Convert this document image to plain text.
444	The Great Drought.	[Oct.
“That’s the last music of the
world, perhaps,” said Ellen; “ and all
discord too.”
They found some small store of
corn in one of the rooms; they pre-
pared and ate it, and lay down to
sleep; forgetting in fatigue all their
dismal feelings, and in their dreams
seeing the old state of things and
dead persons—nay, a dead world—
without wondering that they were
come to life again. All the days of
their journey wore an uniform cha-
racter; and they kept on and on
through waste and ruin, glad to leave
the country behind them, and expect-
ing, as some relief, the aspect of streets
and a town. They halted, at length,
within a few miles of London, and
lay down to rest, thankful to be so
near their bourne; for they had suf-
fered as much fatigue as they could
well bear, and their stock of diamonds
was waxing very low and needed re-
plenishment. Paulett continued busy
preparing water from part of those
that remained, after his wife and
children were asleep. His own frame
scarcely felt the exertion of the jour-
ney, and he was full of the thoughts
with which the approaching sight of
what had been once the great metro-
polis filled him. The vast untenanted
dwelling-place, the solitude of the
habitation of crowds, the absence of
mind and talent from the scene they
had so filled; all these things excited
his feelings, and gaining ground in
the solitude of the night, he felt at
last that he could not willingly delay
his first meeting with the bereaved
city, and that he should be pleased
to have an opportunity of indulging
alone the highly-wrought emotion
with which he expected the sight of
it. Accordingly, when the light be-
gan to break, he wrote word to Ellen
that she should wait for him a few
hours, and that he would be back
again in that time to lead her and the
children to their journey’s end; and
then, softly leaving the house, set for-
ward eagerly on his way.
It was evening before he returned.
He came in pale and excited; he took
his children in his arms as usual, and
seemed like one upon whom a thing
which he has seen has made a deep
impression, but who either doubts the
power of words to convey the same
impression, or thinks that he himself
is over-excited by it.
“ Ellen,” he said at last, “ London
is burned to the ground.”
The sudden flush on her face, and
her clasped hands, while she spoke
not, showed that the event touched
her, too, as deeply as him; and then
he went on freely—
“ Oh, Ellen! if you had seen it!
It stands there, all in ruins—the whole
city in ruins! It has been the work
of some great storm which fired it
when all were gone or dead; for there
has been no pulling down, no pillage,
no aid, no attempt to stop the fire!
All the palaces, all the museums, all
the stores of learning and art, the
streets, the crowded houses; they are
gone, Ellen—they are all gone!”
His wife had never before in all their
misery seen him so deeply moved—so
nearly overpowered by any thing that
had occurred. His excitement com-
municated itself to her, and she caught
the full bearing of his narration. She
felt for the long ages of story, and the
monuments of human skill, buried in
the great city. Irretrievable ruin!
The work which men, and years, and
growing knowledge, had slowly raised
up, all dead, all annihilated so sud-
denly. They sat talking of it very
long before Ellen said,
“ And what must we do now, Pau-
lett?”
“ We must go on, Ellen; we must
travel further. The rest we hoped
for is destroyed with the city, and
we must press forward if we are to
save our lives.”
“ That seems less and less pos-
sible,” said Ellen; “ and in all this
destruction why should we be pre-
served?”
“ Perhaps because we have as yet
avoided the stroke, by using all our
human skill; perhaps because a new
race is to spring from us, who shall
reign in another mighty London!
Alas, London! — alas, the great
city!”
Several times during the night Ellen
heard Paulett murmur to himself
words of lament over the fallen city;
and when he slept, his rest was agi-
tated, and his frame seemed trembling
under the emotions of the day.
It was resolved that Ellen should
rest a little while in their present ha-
________________________________________
DIRECTIONS FOR THIS TASK:
Using the listing above, pick out each line that contains the word "words", then copy it.

COMPLETED EXERCISE:
power of words to convey the same
words of lament over the fallen city;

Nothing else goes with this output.